### Given entries
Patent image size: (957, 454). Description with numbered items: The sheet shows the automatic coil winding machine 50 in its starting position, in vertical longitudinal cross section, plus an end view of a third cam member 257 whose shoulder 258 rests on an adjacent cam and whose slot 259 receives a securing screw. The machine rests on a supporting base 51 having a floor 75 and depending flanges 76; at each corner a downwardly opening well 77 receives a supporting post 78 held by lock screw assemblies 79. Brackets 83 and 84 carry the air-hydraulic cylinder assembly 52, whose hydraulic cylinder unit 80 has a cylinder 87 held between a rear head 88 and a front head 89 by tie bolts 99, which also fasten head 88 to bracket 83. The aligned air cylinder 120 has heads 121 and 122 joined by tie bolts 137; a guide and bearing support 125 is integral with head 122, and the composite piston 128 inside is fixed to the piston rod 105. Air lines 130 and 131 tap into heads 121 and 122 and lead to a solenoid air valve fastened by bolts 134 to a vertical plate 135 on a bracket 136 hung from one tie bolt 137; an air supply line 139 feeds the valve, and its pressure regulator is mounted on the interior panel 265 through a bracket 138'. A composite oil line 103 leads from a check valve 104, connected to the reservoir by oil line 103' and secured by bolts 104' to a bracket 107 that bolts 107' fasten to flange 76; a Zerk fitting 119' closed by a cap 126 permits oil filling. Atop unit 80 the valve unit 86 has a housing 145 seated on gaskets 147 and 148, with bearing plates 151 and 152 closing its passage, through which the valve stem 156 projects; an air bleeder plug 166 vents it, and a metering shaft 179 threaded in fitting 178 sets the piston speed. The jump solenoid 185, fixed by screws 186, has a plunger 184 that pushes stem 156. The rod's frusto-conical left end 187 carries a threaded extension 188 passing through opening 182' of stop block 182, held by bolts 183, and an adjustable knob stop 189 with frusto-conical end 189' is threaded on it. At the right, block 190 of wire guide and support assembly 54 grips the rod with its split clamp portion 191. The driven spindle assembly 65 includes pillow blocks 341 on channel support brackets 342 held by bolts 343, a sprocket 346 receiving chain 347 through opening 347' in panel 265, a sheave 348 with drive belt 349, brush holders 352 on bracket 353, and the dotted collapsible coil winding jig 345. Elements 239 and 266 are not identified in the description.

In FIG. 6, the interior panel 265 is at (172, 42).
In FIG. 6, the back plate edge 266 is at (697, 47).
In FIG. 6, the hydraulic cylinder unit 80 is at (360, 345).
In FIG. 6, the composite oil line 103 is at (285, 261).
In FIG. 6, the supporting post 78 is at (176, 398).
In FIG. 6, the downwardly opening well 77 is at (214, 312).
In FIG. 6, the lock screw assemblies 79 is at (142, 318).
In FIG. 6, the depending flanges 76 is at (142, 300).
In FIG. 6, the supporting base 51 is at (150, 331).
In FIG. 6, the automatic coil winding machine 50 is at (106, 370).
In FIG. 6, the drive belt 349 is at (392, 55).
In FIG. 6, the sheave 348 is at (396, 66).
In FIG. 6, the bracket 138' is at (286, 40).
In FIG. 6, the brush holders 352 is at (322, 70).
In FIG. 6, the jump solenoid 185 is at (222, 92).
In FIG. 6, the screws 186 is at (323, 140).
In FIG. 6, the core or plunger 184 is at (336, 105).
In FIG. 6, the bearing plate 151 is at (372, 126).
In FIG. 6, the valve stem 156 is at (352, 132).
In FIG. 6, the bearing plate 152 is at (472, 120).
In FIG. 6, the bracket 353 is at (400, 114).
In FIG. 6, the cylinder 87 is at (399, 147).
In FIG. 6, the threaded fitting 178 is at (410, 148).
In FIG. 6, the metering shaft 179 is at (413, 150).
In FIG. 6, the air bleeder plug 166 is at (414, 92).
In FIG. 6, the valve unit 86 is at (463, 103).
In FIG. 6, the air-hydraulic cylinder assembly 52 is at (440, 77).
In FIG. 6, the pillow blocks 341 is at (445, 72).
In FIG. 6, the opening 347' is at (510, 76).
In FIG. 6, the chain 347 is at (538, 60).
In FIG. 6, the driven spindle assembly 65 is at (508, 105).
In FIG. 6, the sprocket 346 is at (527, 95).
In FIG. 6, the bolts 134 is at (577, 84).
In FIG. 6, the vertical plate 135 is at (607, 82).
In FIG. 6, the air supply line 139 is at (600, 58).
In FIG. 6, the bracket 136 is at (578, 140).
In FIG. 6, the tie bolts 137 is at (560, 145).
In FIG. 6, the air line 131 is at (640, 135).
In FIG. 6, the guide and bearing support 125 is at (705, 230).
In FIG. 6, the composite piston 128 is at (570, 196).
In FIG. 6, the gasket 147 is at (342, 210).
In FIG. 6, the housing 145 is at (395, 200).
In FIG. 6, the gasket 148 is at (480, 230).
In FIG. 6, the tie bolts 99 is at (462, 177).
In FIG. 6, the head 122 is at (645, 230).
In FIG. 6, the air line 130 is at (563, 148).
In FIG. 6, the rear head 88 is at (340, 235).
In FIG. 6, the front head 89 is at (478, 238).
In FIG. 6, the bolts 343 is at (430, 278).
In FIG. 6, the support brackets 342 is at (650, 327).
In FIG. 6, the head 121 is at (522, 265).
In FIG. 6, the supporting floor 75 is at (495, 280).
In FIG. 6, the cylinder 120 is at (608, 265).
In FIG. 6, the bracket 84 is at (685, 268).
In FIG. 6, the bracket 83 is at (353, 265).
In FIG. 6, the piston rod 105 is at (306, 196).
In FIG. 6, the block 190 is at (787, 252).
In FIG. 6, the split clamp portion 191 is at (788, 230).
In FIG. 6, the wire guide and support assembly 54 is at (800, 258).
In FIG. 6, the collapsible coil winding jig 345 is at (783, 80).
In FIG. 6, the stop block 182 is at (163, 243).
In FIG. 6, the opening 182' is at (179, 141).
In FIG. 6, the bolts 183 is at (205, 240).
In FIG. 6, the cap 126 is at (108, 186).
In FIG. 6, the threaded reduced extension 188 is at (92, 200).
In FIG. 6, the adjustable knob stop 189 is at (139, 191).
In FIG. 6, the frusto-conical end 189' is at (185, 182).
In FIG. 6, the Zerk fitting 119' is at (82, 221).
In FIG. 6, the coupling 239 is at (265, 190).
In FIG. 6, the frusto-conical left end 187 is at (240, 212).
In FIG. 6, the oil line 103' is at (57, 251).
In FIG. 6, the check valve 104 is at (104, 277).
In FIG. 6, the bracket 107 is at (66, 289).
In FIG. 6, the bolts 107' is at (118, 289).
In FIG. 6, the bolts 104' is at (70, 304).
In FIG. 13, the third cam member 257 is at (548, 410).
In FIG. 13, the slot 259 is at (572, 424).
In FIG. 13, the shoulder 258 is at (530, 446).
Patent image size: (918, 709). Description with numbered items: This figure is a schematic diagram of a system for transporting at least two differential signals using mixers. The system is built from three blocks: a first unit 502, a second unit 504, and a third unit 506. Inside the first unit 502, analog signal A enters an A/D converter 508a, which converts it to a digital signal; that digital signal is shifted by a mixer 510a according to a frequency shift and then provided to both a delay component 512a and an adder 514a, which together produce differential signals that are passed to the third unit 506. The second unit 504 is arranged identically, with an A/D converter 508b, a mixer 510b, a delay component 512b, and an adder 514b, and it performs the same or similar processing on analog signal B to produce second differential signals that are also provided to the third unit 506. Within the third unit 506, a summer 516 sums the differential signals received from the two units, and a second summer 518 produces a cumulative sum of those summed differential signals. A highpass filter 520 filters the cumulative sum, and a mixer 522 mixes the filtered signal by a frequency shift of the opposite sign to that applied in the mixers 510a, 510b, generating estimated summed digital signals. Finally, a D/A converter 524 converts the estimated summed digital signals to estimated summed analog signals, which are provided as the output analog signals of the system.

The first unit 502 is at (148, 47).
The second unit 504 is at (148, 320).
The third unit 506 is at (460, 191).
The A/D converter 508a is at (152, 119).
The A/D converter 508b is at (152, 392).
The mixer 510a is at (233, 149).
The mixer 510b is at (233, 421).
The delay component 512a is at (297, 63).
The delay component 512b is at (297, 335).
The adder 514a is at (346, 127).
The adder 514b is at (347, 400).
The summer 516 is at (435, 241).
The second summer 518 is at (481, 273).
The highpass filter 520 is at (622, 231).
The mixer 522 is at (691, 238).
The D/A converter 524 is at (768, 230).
######
- _Task instructions_
Copy out everything from the line containing "Patent image size: (918, 709)." down to the line containing "The second unit 504 is at (148, 320).", changing "schematic diagram" to "block diagram" and keeping everything else the same.

- _Full solution_
Patent image size: (918, 709). Description with numbered items: This figure is a block diagram of a system for transporting at least two differential signals using mixers. The system is built from three blocks: a first unit 502, a second unit 504, and a third unit 506. Inside the first unit 502, analog signal A enters an A/D converter 508a, which converts it to a digital signal; that digital signal is shifted by a mixer 510a according to a frequency shift and then provided to both a delay component 512a and an adder 514a, which together produce differential signals that are passed to the third unit 506. The second unit 504 is arranged identically, with an A/D converter 508b, a mixer 510b, a delay component 512b, and an adder 514b, and it performs the same or similar processing on analog signal B to produce second differential signals that are also provided to the third unit 506. Within the third unit 506, a summer 516 sums the differential signals received from the two units, and a second summer 518 produces a cumulative sum of those summed differential signals. A highpass filter 520 filters the cumulative sum, and a mixer 522 mixes the filtered signal by a frequency shift of the opposite sign to that applied in the mixers 510a, 510b, generating estimated summed digital signals. Finally, a D/A converter 524 converts the estimated summed digital signals to estimated summed analog signals, which are provided as the output analog signals of the system.

The first unit 502 is at (148, 47).
The second unit 504 is at (148, 320).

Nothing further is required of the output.